- **Goal of the exercise**
Without altering anything, output the material below.
⟨
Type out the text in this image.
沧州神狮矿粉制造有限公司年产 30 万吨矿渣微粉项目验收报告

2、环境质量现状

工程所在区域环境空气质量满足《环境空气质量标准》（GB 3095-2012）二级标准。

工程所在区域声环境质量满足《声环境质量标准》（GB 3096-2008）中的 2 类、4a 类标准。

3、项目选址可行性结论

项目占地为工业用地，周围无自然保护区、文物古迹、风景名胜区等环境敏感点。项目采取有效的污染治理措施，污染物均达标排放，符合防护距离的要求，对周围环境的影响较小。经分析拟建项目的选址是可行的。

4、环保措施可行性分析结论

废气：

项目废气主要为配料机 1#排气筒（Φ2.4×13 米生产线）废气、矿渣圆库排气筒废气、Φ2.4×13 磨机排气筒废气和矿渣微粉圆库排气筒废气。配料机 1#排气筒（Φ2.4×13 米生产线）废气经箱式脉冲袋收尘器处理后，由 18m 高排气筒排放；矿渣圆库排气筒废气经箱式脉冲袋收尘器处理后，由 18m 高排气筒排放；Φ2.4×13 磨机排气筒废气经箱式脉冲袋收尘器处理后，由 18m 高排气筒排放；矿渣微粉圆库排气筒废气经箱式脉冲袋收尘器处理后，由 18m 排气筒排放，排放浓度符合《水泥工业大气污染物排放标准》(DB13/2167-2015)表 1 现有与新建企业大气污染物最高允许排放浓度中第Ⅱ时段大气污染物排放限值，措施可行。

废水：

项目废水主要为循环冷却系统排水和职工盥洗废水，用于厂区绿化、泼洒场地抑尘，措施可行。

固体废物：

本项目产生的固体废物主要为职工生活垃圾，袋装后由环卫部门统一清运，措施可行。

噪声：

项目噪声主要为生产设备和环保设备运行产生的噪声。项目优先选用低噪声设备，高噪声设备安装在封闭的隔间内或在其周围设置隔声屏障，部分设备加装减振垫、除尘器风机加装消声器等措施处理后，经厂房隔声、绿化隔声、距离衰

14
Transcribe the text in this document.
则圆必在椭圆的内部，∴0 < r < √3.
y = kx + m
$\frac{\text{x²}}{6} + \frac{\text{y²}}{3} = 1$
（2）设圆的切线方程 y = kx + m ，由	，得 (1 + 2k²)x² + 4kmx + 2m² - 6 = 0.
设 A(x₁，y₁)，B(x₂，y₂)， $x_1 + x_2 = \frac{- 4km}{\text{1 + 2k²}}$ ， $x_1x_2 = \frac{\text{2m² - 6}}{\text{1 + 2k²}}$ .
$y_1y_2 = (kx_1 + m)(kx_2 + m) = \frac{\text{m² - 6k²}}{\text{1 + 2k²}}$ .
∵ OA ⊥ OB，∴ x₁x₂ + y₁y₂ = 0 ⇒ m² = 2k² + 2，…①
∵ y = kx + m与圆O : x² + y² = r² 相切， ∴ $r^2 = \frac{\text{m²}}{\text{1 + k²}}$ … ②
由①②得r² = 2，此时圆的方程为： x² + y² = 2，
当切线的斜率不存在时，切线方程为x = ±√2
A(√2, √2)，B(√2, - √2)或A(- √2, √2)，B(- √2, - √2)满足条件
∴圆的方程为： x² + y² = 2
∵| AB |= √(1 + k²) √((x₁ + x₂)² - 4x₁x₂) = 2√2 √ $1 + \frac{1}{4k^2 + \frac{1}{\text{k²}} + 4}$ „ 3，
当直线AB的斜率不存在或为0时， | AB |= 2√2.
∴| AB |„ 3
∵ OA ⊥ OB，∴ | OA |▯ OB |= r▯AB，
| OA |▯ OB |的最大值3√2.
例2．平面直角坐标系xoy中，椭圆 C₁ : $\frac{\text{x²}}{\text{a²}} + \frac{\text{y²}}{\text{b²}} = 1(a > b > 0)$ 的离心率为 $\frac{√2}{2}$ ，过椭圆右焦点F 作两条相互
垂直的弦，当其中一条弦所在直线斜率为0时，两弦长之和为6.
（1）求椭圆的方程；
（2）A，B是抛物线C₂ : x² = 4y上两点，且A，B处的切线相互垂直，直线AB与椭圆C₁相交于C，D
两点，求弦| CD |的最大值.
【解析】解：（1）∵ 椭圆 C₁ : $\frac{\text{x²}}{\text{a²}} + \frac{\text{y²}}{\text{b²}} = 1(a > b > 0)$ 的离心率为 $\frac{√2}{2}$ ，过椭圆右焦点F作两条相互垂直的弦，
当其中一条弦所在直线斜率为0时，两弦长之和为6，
⟩
- **Solution**
Type out the text in this image.
沧州神狮矿粉制造有限公司年产 30 万吨矿渣微粉项目验收报告

2、环境质量现状

工程所在区域环境空气质量满足《环境空气质量标准》（GB 3095-2012）二级标准。

工程所在区域声环境质量满足《声环境质量标准》（GB 3096-2008）中的 2 类、4a 类标准。

3、项目选址可行性结论

项目占地为工业用地，周围无自然保护区、文物古迹、风景名胜区等环境敏感点。项目采取有效的污染治理措施，污染物均达标排放，符合防护距离的要求，对周围环境的影响较小。经分析拟建项目的选址是可行的。

4、环保措施可行性分析结论

废气：

项目废气主要为配料机 1#排气筒（Φ2.4×13 米生产线）废气、矿渣圆库排气筒废气、Φ2.4×13 磨机排气筒废气和矿渣微粉圆库排气筒废气。配料机 1#排气筒（Φ2.4×13 米生产线）废气经箱式脉冲袋收尘器处理后，由 18m 高排气筒排放；矿渣圆库排气筒废气经箱式脉冲袋收尘器处理后，由 18m 高排气筒排放；Φ2.4×13 磨机排气筒废气经箱式脉冲袋收尘器处理后，由 18m 高排气筒排放；矿渣微粉圆库排气筒废气经箱式脉冲袋收尘器处理后，由 18m 排气筒排放，排放浓度符合《水泥工业大气污染物排放标准》(DB13/2167-2015)表 1 现有与新建企业大气污染物最高允许排放浓度中第Ⅱ时段大气污染物排放限值，措施可行。

废水：

项目废水主要为循环冷却系统排水和职工盥洗废水，用于厂区绿化、泼洒场地抑尘，措施可行。

固体废物：

本项目产生的固体废物主要为职工生活垃圾，袋装后由环卫部门统一清运，措施可行。

噪声：

项目噪声主要为生产设备和环保设备运行产生的噪声。项目优先选用低噪声设备，高噪声设备安装在封闭的隔间内或在其周围设置隔声屏障，部分设备加装减振垫、除尘器风机加装消声器等措施处理后，经厂房隔声、绿化隔声、距离衰

14
Transcribe the text in this document.
则圆必在椭圆的内部，∴0 < r < √3.
y = kx + m
$\frac{\text{x²}}{6} + \frac{\text{y²}}{3} = 1$
（2）设圆的切线方程 y = kx + m ，由	，得 (1 + 2k²)x² + 4kmx + 2m² - 6 = 0.
设 A(x₁，y₁)，B(x₂，y₂)， $x_1 + x_2 = \frac{- 4km}{\text{1 + 2k²}}$ ， $x_1x_2 = \frac{\text{2m² - 6}}{\text{1 + 2k²}}$ .
$y_1y_2 = (kx_1 + m)(kx_2 + m) = \frac{\text{m² - 6k²}}{\text{1 + 2k²}}$ .
∵ OA ⊥ OB，∴ x₁x₂ + y₁y₂ = 0 ⇒ m² = 2k² + 2，…①
∵ y = kx + m与圆O : x² + y² = r² 相切， ∴ $r^2 = \frac{\text{m²}}{\text{1 + k²}}$ … ②
由①②得r² = 2，此时圆的方程为： x² + y² = 2，
当切线的斜率不存在时，切线方程为x = ±√2
A(√2, √2)，B(√2, - √2)或A(- √2, √2)，B(- √2, - √2)满足条件
∴圆的方程为： x² + y² = 2
∵| AB |= √(1 + k²) √((x₁ + x₂)² - 4x₁x₂) = 2√2 √ $1 + \frac{1}{4k^2 + \frac{1}{\text{k²}} + 4}$ „ 3，
当直线AB的斜率不存在或为0时， | AB |= 2√2.
∴| AB |„ 3
∵ OA ⊥ OB，∴ | OA |▯ OB |= r▯AB，
| OA |▯ OB |的最大值3√2.
例2．平面直角坐标系xoy中，椭圆 C₁ : $\frac{\text{x²}}{\text{a²}} + \frac{\text{y²}}{\text{b²}} = 1(a > b > 0)$ 的离心率为 $\frac{√2}{2}$ ，过椭圆右焦点F 作两条相互
垂直的弦，当其中一条弦所在直线斜率为0时，两弦长之和为6.
（1）求椭圆的方程；
（2）A，B是抛物线C₂ : x² = 4y上两点，且A，B处的切线相互垂直，直线AB与椭圆C₁相交于C，D
两点，求弦| CD |的最大值.
【解析】解：（1）∵ 椭圆 C₁ : $\frac{\text{x²}}{\text{a²}} + \frac{\text{y²}}{\text{b²}} = 1(a > b > 0)$ 的离心率为 $\frac{√2}{2}$ ，过椭圆右焦点F作两条相互垂直的弦，
当其中一条弦所在直线斜率为0时，两弦长之和为6，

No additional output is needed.